EXTRACTED INFORMATION:
---

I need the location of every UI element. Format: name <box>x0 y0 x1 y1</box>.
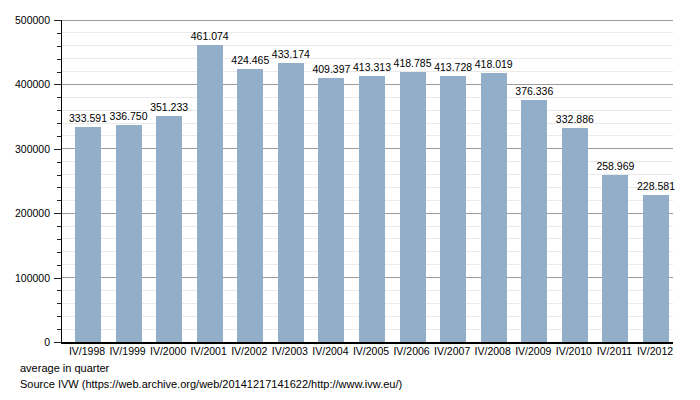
bar <box>156 116 182 342</box>
bar-value-label: 433.174 <box>263 48 319 60</box>
y-tick-major <box>54 20 61 21</box>
bar <box>400 72 426 342</box>
y-tick-major <box>54 213 61 214</box>
x-tick-label: IV/2012 <box>627 345 683 358</box>
y-tick-label: 100000 <box>0 272 50 285</box>
footer-source-note: Source IVW (https://web.archive.org/web/… <box>20 376 402 392</box>
bar <box>318 78 344 342</box>
bar <box>643 195 669 342</box>
y-tick-label: 500000 <box>0 14 50 27</box>
bar-value-label: 418.019 <box>466 58 522 70</box>
grid-line-minor <box>62 32 673 33</box>
y-tick-label: 300000 <box>0 143 50 156</box>
bar <box>440 76 466 342</box>
plot-area: 333.591336.750351.233461.074424.465433.1… <box>61 20 673 344</box>
bar-value-label: 461.074 <box>182 30 238 42</box>
bar-value-label: 258.969 <box>587 160 643 172</box>
grid-line-minor <box>62 45 673 46</box>
grid-line-major <box>62 20 673 21</box>
bar-chart: 0100000200000300000400000500000 333.5913… <box>0 0 700 400</box>
grid-line-minor <box>62 58 673 59</box>
bar-value-label: 351.233 <box>141 101 197 113</box>
y-tick-label: 0 <box>0 336 50 349</box>
bar <box>237 69 263 342</box>
bar <box>75 127 101 342</box>
bar <box>197 45 223 342</box>
bar <box>602 175 628 342</box>
y-tick-major <box>54 149 61 150</box>
footer-average-note: average in quarter <box>20 360 402 376</box>
y-tick-major <box>54 278 61 279</box>
y-tick-major <box>54 84 61 85</box>
y-tick-label: 200000 <box>0 207 50 220</box>
bar <box>116 125 142 342</box>
y-tick-major <box>54 342 61 343</box>
bar <box>562 128 588 342</box>
bar <box>481 73 507 342</box>
bar <box>521 100 547 342</box>
bar-value-label: 228.581 <box>628 180 684 192</box>
chart-footer: average in quarter Source IVW (https://w… <box>20 360 402 392</box>
y-tick-label: 400000 <box>0 78 50 91</box>
bar <box>359 76 385 342</box>
bar <box>278 63 304 342</box>
bar-value-label: 376.336 <box>506 85 562 97</box>
bar-value-label: 332.886 <box>547 113 603 125</box>
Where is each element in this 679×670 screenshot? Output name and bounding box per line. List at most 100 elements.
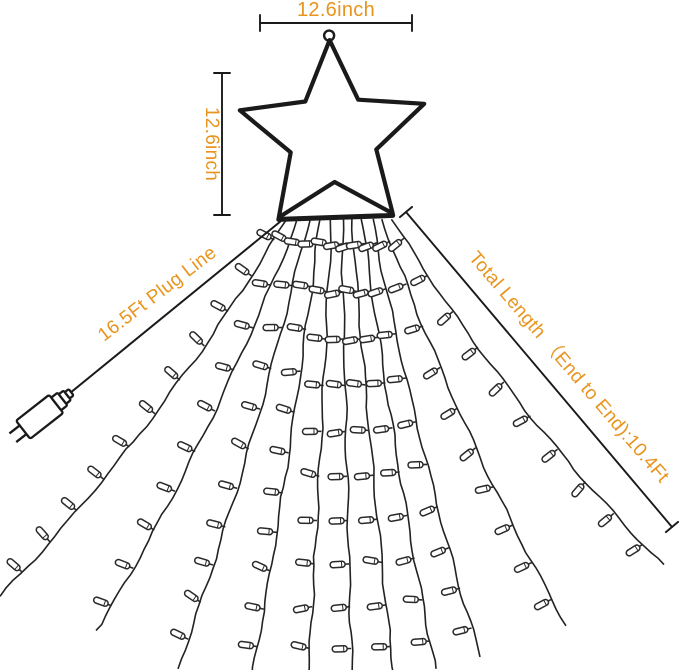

---

DO THIS: Convert every line of the records above into a JSON list of strings, with one string for each line and no blank lines. Leave the pictures out of the answer.

ANSWER TO THE PROBLEM:
[
  "I need the location of every UI element. Format: name <box>x0 y0 x1 y1</box>.",
  "bar <box>156 116 182 342</box>",
  "bar-value-label: 433.174 <box>263 48 319 60</box>",
  "y-tick-major <box>54 20 61 21</box>",
  "bar <box>400 72 426 342</box>",
  "y-tick-major <box>54 213 61 214</box>",
  "x-tick-label: IV/2012 <box>627 345 683 358</box>",
  "y-tick-label: 100000 <box>0 272 50 285</box>",
  "footer-source-note: Source IVW (https://web.archive.org/web/… <box>20 376 402 392</box>",
  "bar <box>318 78 344 342</box>",
  "bar <box>643 195 669 342</box>",
  "y-tick-label: 500000 <box>0 14 50 27</box>",
  "bar-value-label: 418.019 <box>466 58 522 70</box>",
  "grid-line-minor <box>62 32 673 33</box>",
  "y-tick-label: 300000 <box>0 143 50 156</box>",
  "bar <box>440 76 466 342</box>",
  "plot-area: 333.591336.750351.233461.074424.465433.1… <box>61 20 673 344</box>",
  "bar-value-label: 461.074 <box>182 30 238 42</box>",
  "bar-value-label: 258.969 <box>587 160 643 172</box>",
  "grid-line-minor <box>62 45 673 46</box>",
  "grid-line-major <box>62 20 673 21</box>",
  "bar-chart: 0100000200000300000400000500000 333.5913… <box>0 0 700 400</box>",
  "grid-line-minor <box>62 58 673 59</box>",
  "bar-value-label: 351.233 <box>141 101 197 113</box>",
  "y-tick-label: 0 <box>0 336 50 349</box>",
  "bar <box>237 69 263 342</box>",
  "bar <box>75 127 101 342</box>",
  "bar <box>197 45 223 342</box>",
  "bar <box>602 175 628 342</box>",
  "y-tick-major <box>54 149 61 150</box>",
  "footer-average-note: average in quarter <box>20 360 402 376</box>",
  "y-tick-major <box>54 278 61 279</box>",
  "y-tick-major <box>54 84 61 85</box>",
  "y-tick-label: 200000 <box>0 207 50 220</box>",
  "bar <box>116 125 142 342</box>",
  "y-tick-major <box>54 342 61 343</box>",
  "bar <box>562 128 588 342</box>",
  "bar <box>481 73 507 342</box>",
  "bar <box>521 100 547 342</box>",
  "bar-value-label: 228.581 <box>628 180 684 192</box>",
  "chart-footer: average in quarter Source IVW (https://w… <box>20 360 402 392</box>",
  "y-tick-label: 400000 <box>0 78 50 91</box>",
  "bar <box>359 76 385 342</box>",
  "bar <box>278 63 304 342</box>",
  "bar-value-label: 376.336 <box>506 85 562 97</box>",
  "bar-value-label: 332.886 <box>547 113 603 125</box>",
  "Where is each element in this 679×670 screenshot? Output name and bounding box per line. List at most 100 elements."
]